** YOUR OBJECTIVE **
Skip the images and return the records below exactly.

** LISTED RECORDS **
-.-.-

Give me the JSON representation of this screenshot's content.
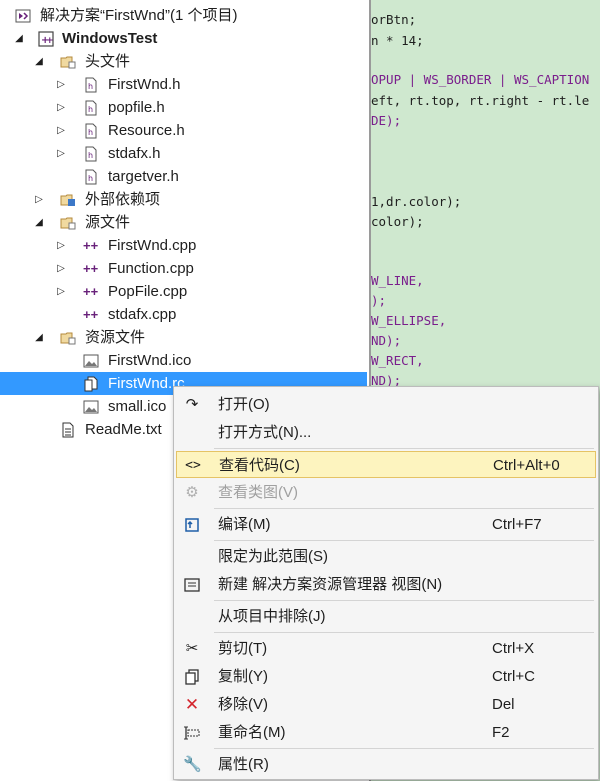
{
  "code_lines": [
    {
      "text": "orBtn;",
      "purple": false
    },
    {
      "text": "n * 14;",
      "purple": false
    },
    {
      "text": "OPUP | WS_BORDER | WS_CAPTION",
      "purple": true
    },
    {
      "text": "eft, rt.top, rt.right - rt.le",
      "purple": false
    },
    {
      "text": "DE);",
      "purple": true
    },
    {
      "text": "1,dr.color);",
      "purple": false
    },
    {
      "text": "color);",
      "purple": false
    },
    {
      "text": "W_LINE,",
      "purple": true
    },
    {
      "text": ");",
      "purple": true
    },
    {
      "text": "W_ELLIPSE,",
      "purple": true
    },
    {
      "text": "ND);",
      "purple": true
    },
    {
      "text": "W_RECT,",
      "purple": true
    },
    {
      "text": "ND);",
      "purple": true
    }
  ],
  "tree": {
    "solution_label": "解决方案“FirstWnd”(1 个项目)",
    "project_label": "WindowsTest",
    "headers_folder": "头文件",
    "headers": [
      "FirstWnd.h",
      "popfile.h",
      "Resource.h",
      "stdafx.h",
      "targetver.h"
    ],
    "external_deps": "外部依赖项",
    "sources_folder": "源文件",
    "sources": [
      "FirstWnd.cpp",
      "Function.cpp",
      "PopFile.cpp",
      "stdafx.cpp"
    ],
    "resources_folder": "资源文件",
    "resources": [
      "FirstWnd.ico",
      "FirstWnd.rc",
      "small.ico"
    ],
    "readme": "ReadMe.txt"
  },
  "menu": {
    "open": "打开(O)",
    "open_with": "打开方式(N)...",
    "view_code": "查看代码(C)",
    "view_code_key": "Ctrl+Alt+0",
    "view_class_diagram": "查看类图(V)",
    "compile": "编译(M)",
    "compile_key": "Ctrl+F7",
    "scope_to_this": "限定为此范围(S)",
    "new_view": "新建 解决方案资源管理器 视图(N)",
    "exclude": "从项目中排除(J)",
    "cut": "剪切(T)",
    "cut_key": "Ctrl+X",
    "copy": "复制(Y)",
    "copy_key": "Ctrl+C",
    "remove": "移除(V)",
    "remove_key": "Del",
    "rename": "重命名(M)",
    "rename_key": "F2",
    "properties": "属性(R)"
  },
  "colors": {
    "selection": "#3399ff",
    "editor_bg": "#cfe8cf",
    "menu_highlight": "#fdf4bf",
    "remove_icon": "#d4252d"
  }
}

-.-.-

** WRITTEN SOLUTION **
Give me the JSON representation of this screenshot's content.
{
  "code_lines": [
    {
      "text": "orBtn;",
      "purple": false
    },
    {
      "text": "n * 14;",
      "purple": false
    },
    {
      "text": "OPUP | WS_BORDER | WS_CAPTION",
      "purple": true
    },
    {
      "text": "eft, rt.top, rt.right - rt.le",
      "purple": false
    },
    {
      "text": "DE);",
      "purple": true
    },
    {
      "text": "1,dr.color);",
      "purple": false
    },
    {
      "text": "color);",
      "purple": false
    },
    {
      "text": "W_LINE,",
      "purple": true
    },
    {
      "text": ");",
      "purple": true
    },
    {
      "text": "W_ELLIPSE,",
      "purple": true
    },
    {
      "text": "ND);",
      "purple": true
    },
    {
      "text": "W_RECT,",
      "purple": true
    },
    {
      "text": "ND);",
      "purple": true
    }
  ],
  "tree": {
    "solution_label": "解决方案“FirstWnd”(1 个项目)",
    "project_label": "WindowsTest",
    "headers_folder": "头文件",
    "headers": [
      "FirstWnd.h",
      "popfile.h",
      "Resource.h",
      "stdafx.h",
      "targetver.h"
    ],
    "external_deps": "外部依赖项",
    "sources_folder": "源文件",
    "sources": [
      "FirstWnd.cpp",
      "Function.cpp",
      "PopFile.cpp",
      "stdafx.cpp"
    ],
    "resources_folder": "资源文件",
    "resources": [
      "FirstWnd.ico",
      "FirstWnd.rc",
      "small.ico"
    ],
    "readme": "ReadMe.txt"
  },
  "menu": {
    "open": "打开(O)",
    "open_with": "打开方式(N)...",
    "view_code": "查看代码(C)",
    "view_code_key": "Ctrl+Alt+0",
    "view_class_diagram": "查看类图(V)",
    "compile": "编译(M)",
    "compile_key": "Ctrl+F7",
    "scope_to_this": "限定为此范围(S)",
    "new_view": "新建 解决方案资源管理器 视图(N)",
    "exclude": "从项目中排除(J)",
    "cut": "剪切(T)",
    "cut_key": "Ctrl+X",
    "copy": "复制(Y)",
    "copy_key": "Ctrl+C",
    "remove": "移除(V)",
    "remove_key": "Del",
    "rename": "重命名(M)",
    "rename_key": "F2",
    "properties": "属性(R)"
  },
  "colors": {
    "selection": "#3399ff",
    "editor_bg": "#cfe8cf",
    "menu_highlight": "#fdf4bf",
    "remove_icon": "#d4252d"
  }
}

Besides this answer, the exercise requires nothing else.